▶ [Given instruction]: Can you reproduce the lines below word for word, leaving out any pictures?

Part of a data file
>>
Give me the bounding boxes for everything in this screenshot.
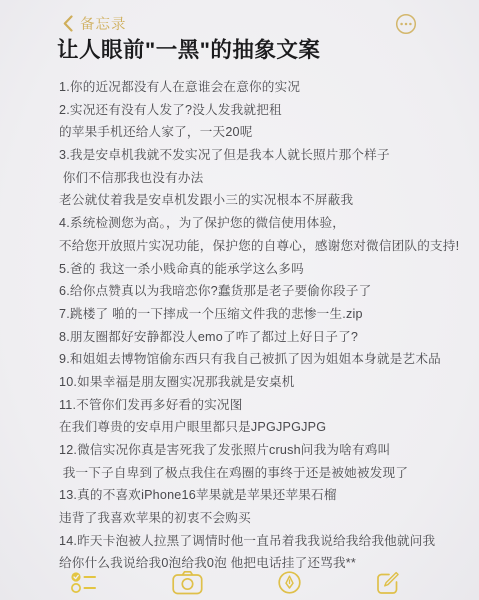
checklist-icon <box>70 570 98 594</box>
note-line: 12.微信实况你真是害死我了发张照片crush问我为啥有鸡叫 <box>59 439 464 462</box>
back-label: 备忘录 <box>80 13 127 34</box>
note-line: 不给您开放照片实况功能，保护您的自尊心，感谢您对微信团队的支持! <box>59 235 464 258</box>
note-line: 2.实况还有没有人发了?没人发我就把租 <box>59 99 464 122</box>
ellipsis-circle-icon <box>395 13 417 35</box>
bottom-toolbar <box>70 566 401 598</box>
note-line: 违背了我喜欢苹果的初衷不会购买 <box>59 507 464 530</box>
note-line: 13.真的不喜欢iPhone16苹果就是苹果还苹果石榴 <box>59 484 464 507</box>
markup-pen-button[interactable] <box>277 570 302 595</box>
note-line: 我一下子自卑到了极点我住在鸡圈的事终于还是被她被发现了 <box>59 462 464 485</box>
chevron-left-icon <box>63 15 73 32</box>
compose-button[interactable] <box>376 570 401 595</box>
note-line: 14.昨天卡泡被人拉黑了调情时他一直吊着我我说给我给我他就问我 <box>59 530 464 553</box>
note-line: 8.朋友圈都好安静都没人emo了咋了都过上好日子了? <box>59 326 464 349</box>
note-line: 的苹果手机还给人家了，一天20呢 <box>59 121 464 144</box>
compose-icon <box>376 570 401 595</box>
note-line: 老公就仗着我是安卓机发跟小三的实况根本不屏蔽我 <box>59 189 464 212</box>
note-line: 3.我是安卓机我就不发实况了但是我本人就长照片那个样子 <box>59 144 464 167</box>
note-line: 你们不信那我也没有办法 <box>59 167 464 190</box>
note-line: 7.跳楼了 啪的一下摔成一个压缩文件我的悲惨一生.zip <box>59 303 464 326</box>
note-body: 1.你的近况都没有人在意谁会在意你的实况2.实况还有没有人发了?没人发我就把租的… <box>59 76 464 575</box>
note-line: 11.不管你们发再多好看的实况图 <box>59 394 464 417</box>
markup-pen-icon <box>277 570 302 595</box>
camera-button[interactable] <box>172 570 203 595</box>
note-line: 5.爸的 我这一杀小贱命真的能承学这么多吗 <box>59 258 464 281</box>
note-title: 让人眼前"一黑"的抽象文案 <box>57 33 439 64</box>
note-line: 1.你的近况都没有人在意谁会在意你的实况 <box>59 76 464 99</box>
note-line: 4.系统检测您为高。，为了保护您的微信使用体验， <box>59 212 464 235</box>
camera-icon <box>172 570 203 595</box>
note-line: 6.给你点赞真以为我暗恋你?蠢货那是老子要偷你段子了 <box>59 280 464 303</box>
note-line: 10.如果幸福是朋友圈实况那我就是安桌机 <box>59 371 464 394</box>
notes-app-page: 备忘录 让人眼前"一黑"的抽象文案 1.你的近况都没有人在意谁会在意你的实况2.… <box>0 0 479 600</box>
checklist-button[interactable] <box>70 570 98 594</box>
note-line: 在我们尊贵的安卓用户眼里都只是JPGJPGJPG <box>59 416 464 439</box>
back-button[interactable]: 备忘录 <box>63 13 127 34</box>
more-options-button[interactable] <box>395 13 417 35</box>
note-line: 9.和姐姐去博物馆偷东西只有我自己被抓了因为姐姐本身就是艺术品 <box>59 348 464 371</box>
<<
▶ [Complete response]:
Give me the bounding boxes for everything in this screenshot.
checklist-icon <box>70 570 98 594</box>
note-line: 12.微信实况你真是害死我了发张照片crush问我为啥有鸡叫 <box>59 439 464 462</box>
back-label: 备忘录 <box>80 13 127 34</box>
note-line: 不给您开放照片实况功能，保护您的自尊心，感谢您对微信团队的支持! <box>59 235 464 258</box>
note-line: 2.实况还有没有人发了?没人发我就把租 <box>59 99 464 122</box>
ellipsis-circle-icon <box>395 13 417 35</box>
bottom-toolbar <box>70 566 401 598</box>
note-line: 违背了我喜欢苹果的初衷不会购买 <box>59 507 464 530</box>
note-line: 13.真的不喜欢iPhone16苹果就是苹果还苹果石榴 <box>59 484 464 507</box>
markup-pen-button[interactable] <box>277 570 302 595</box>
note-line: 我一下子自卑到了极点我住在鸡圈的事终于还是被她被发现了 <box>59 462 464 485</box>
chevron-left-icon <box>63 15 73 32</box>
compose-button[interactable] <box>376 570 401 595</box>
note-line: 14.昨天卡泡被人拉黑了调情时他一直吊着我我说给我给我他就问我 <box>59 530 464 553</box>
note-line: 8.朋友圈都好安静都没人emo了咋了都过上好日子了? <box>59 326 464 349</box>
note-line: 的苹果手机还给人家了，一天20呢 <box>59 121 464 144</box>
compose-icon <box>376 570 401 595</box>
note-line: 老公就仗着我是安卓机发跟小三的实况根本不屏蔽我 <box>59 189 464 212</box>
note-line: 3.我是安卓机我就不发实况了但是我本人就长照片那个样子 <box>59 144 464 167</box>
note-line: 你们不信那我也没有办法 <box>59 167 464 190</box>
note-line: 7.跳楼了 啪的一下摔成一个压缩文件我的悲惨一生.zip <box>59 303 464 326</box>
note-body: 1.你的近况都没有人在意谁会在意你的实况2.实况还有没有人发了?没人发我就把租的… <box>59 76 464 575</box>
note-line: 11.不管你们发再多好看的实况图 <box>59 394 464 417</box>
markup-pen-icon <box>277 570 302 595</box>
camera-button[interactable] <box>172 570 203 595</box>
note-line: 5.爸的 我这一杀小贱命真的能承学这么多吗 <box>59 258 464 281</box>
note-title: 让人眼前"一黑"的抽象文案 <box>57 33 439 64</box>
note-line: 1.你的近况都没有人在意谁会在意你的实况 <box>59 76 464 99</box>
note-line: 4.系统检测您为高。，为了保护您的微信使用体验， <box>59 212 464 235</box>
camera-icon <box>172 570 203 595</box>
note-line: 6.给你点赞真以为我暗恋你?蠢货那是老子要偷你段子了 <box>59 280 464 303</box>
note-line: 10.如果幸福是朋友圈实况那我就是安桌机 <box>59 371 464 394</box>
notes-app-page: 备忘录 让人眼前"一黑"的抽象文案 1.你的近况都没有人在意谁会在意你的实况2.… <box>0 0 479 600</box>
checklist-button[interactable] <box>70 570 98 594</box>
note-line: 在我们尊贵的安卓用户眼里都只是JPGJPGJPG <box>59 416 464 439</box>
back-button[interactable]: 备忘录 <box>63 13 127 34</box>
more-options-button[interactable] <box>395 13 417 35</box>
note-line: 9.和姐姐去博物馆偷东西只有我自己被抓了因为姐姐本身就是艺术品 <box>59 348 464 371</box>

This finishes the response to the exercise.